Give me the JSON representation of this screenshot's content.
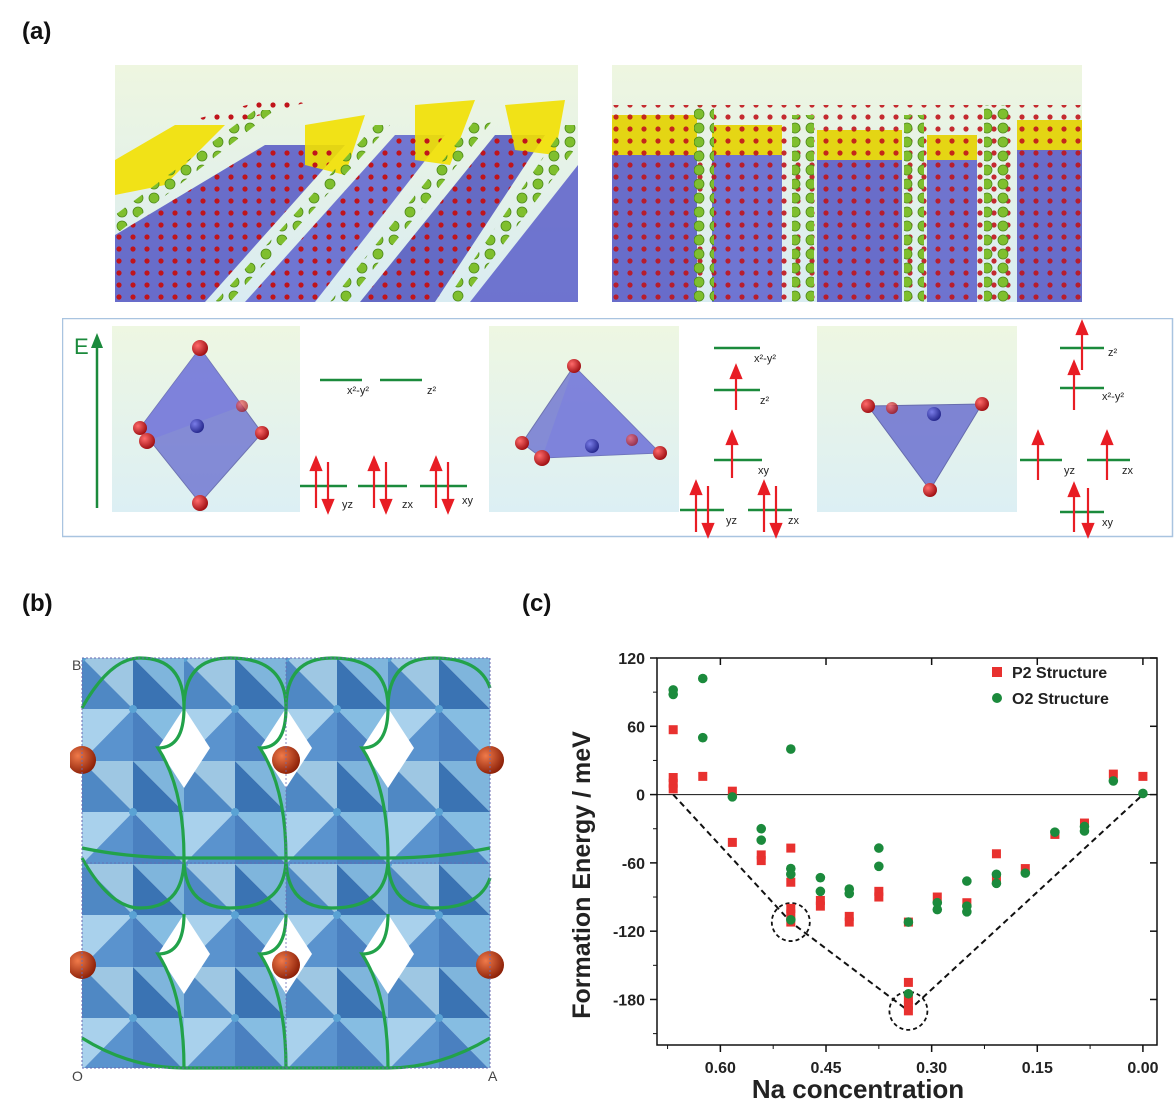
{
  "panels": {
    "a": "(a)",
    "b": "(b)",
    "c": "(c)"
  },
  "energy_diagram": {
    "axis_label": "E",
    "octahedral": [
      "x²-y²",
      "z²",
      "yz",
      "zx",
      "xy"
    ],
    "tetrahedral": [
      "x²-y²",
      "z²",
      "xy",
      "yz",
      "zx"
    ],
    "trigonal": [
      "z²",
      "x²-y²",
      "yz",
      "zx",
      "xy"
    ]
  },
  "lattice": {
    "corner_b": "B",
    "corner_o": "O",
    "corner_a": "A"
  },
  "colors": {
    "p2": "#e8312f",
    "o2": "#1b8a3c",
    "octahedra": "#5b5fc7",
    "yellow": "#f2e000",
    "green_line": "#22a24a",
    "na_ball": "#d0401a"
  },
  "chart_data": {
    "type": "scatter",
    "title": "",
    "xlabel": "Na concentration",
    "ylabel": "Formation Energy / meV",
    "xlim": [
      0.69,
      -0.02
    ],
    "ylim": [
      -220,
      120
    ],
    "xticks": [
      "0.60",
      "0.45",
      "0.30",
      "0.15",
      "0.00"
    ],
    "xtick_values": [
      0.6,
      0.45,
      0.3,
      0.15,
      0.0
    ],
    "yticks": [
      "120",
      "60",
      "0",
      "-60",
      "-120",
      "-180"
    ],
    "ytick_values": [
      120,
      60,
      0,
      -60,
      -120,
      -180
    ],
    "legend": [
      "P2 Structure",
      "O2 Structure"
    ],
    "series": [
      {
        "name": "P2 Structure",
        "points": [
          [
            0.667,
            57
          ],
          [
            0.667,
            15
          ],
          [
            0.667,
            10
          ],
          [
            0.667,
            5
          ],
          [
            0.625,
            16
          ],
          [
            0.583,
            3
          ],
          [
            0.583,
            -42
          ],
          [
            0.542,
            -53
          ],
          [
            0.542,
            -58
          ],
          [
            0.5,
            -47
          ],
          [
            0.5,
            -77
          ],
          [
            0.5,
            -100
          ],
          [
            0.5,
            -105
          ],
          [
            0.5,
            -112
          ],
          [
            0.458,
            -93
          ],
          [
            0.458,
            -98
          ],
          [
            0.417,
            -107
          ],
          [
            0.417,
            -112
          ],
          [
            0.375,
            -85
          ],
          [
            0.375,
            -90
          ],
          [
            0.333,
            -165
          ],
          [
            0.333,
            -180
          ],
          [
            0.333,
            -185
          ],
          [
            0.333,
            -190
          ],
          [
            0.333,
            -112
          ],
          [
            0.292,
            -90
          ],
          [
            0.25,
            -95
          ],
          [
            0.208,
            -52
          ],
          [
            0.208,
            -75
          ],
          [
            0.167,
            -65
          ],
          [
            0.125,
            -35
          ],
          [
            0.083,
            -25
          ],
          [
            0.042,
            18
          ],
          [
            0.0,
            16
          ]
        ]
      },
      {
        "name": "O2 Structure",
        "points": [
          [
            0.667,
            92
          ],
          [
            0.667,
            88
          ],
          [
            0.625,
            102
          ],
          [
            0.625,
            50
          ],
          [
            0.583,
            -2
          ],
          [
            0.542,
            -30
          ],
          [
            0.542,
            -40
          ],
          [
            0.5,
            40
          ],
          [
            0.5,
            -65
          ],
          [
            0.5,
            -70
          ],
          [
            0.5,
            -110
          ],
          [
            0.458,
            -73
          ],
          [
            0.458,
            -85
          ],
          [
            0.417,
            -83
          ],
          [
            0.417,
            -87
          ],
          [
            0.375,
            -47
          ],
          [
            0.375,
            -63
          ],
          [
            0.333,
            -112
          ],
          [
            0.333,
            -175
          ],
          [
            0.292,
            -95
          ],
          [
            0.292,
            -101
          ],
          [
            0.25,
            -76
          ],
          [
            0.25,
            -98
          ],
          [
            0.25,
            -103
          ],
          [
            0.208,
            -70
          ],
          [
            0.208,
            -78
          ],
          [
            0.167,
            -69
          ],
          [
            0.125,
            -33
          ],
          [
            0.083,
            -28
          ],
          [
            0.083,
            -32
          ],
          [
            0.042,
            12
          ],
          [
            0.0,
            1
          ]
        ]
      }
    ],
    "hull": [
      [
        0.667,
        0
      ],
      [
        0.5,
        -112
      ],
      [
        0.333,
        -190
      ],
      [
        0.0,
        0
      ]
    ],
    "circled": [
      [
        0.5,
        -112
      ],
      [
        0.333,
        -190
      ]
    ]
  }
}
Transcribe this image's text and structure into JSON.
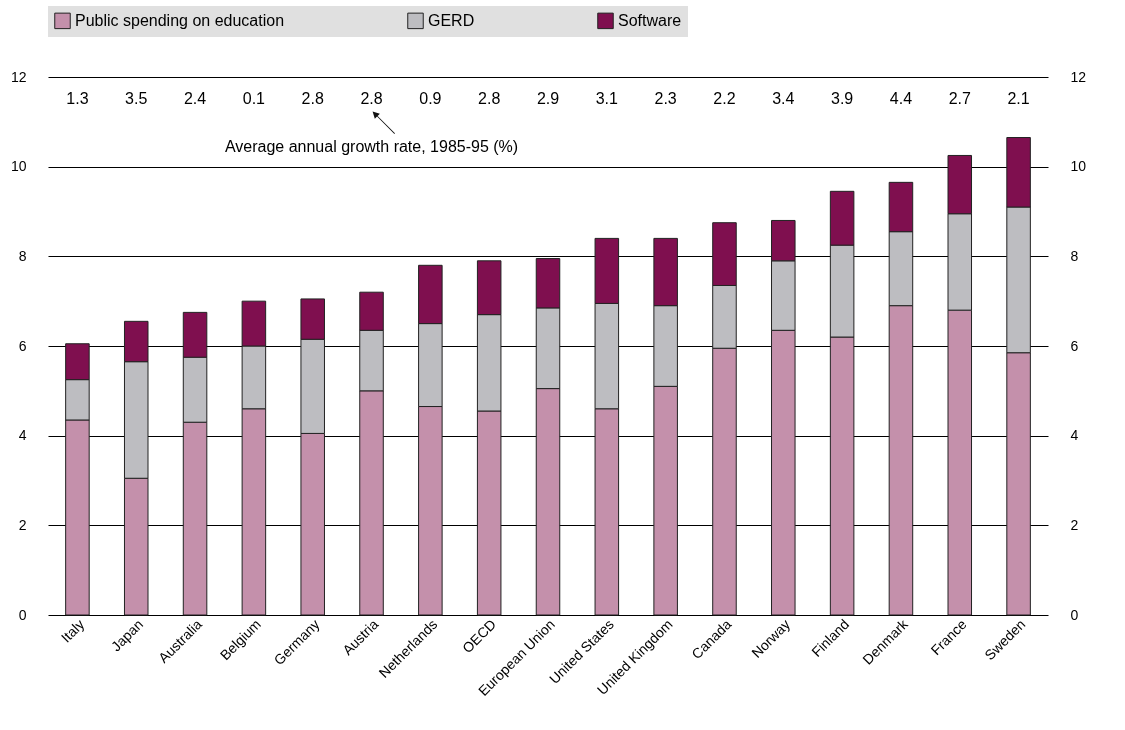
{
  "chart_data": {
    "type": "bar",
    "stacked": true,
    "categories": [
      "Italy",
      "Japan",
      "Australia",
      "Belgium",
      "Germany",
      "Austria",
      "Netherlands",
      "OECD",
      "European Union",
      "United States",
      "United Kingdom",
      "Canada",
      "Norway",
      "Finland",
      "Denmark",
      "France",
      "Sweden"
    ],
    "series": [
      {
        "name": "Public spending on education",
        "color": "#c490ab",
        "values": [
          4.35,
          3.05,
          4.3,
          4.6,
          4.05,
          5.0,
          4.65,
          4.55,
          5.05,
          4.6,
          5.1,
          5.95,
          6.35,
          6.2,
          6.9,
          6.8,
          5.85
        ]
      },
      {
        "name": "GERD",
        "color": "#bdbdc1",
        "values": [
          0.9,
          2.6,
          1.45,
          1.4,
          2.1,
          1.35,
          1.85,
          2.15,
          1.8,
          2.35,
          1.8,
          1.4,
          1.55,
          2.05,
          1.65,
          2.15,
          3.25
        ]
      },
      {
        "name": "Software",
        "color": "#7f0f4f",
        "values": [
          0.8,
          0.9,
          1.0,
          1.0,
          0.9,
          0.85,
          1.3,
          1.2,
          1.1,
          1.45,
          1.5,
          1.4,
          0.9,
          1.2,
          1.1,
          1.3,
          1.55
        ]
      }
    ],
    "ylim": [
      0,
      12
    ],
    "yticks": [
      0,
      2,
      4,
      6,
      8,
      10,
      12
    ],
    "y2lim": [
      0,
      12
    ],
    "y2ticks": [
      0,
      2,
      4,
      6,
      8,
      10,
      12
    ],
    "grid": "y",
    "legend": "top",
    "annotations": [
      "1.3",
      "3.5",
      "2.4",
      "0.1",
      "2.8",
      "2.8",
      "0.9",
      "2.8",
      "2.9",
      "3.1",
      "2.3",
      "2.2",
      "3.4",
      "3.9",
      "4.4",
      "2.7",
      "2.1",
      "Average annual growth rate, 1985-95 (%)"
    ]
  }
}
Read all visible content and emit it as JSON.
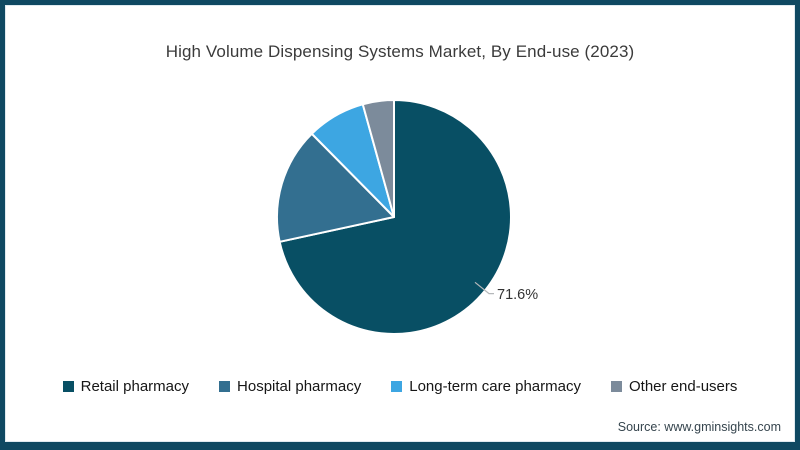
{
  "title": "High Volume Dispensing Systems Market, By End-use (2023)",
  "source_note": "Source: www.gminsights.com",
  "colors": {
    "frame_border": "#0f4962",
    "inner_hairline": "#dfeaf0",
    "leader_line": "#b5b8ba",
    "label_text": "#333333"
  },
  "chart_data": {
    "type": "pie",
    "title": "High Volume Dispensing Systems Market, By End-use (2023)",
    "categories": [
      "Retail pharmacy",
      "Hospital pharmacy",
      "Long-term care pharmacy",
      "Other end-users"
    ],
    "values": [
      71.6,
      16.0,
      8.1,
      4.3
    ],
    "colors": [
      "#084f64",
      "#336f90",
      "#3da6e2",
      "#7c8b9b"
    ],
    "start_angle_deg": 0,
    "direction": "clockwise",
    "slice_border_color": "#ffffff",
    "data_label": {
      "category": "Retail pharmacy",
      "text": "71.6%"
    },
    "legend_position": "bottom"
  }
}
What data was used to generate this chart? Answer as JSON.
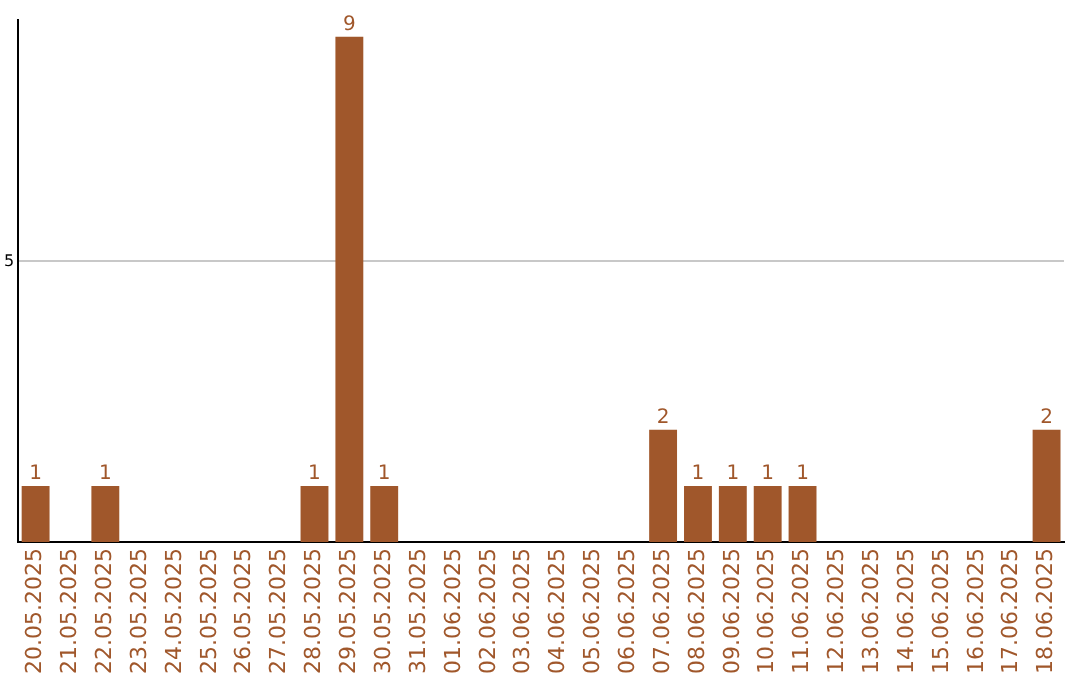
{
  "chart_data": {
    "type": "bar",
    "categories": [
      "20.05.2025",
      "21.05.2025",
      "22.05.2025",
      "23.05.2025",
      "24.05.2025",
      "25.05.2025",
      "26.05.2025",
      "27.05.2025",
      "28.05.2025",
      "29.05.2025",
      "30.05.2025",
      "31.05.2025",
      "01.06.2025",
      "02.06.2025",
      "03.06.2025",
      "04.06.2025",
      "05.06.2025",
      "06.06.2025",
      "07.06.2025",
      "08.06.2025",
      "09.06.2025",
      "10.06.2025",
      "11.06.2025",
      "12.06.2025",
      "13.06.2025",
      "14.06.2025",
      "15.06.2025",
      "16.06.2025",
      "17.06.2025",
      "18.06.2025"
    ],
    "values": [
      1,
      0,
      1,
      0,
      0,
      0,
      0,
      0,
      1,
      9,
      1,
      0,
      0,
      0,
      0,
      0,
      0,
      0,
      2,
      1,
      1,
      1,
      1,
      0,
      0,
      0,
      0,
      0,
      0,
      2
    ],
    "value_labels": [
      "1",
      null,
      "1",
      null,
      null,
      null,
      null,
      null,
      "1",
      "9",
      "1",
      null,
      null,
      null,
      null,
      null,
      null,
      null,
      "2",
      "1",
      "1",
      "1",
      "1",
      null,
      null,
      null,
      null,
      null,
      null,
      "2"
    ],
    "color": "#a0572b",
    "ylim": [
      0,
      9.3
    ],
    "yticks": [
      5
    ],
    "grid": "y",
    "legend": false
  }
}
□ □ □ □ □ □ □
**Task to carry out:** Extract every line of the records above that contains the word "title".

**Exercise result:**
    "title": "",
  "title": "High Volume Dispensing Systems Market, By End-use (2023)",
    "title": "High Volume Dispensing Systems Market, By End-use (2023)",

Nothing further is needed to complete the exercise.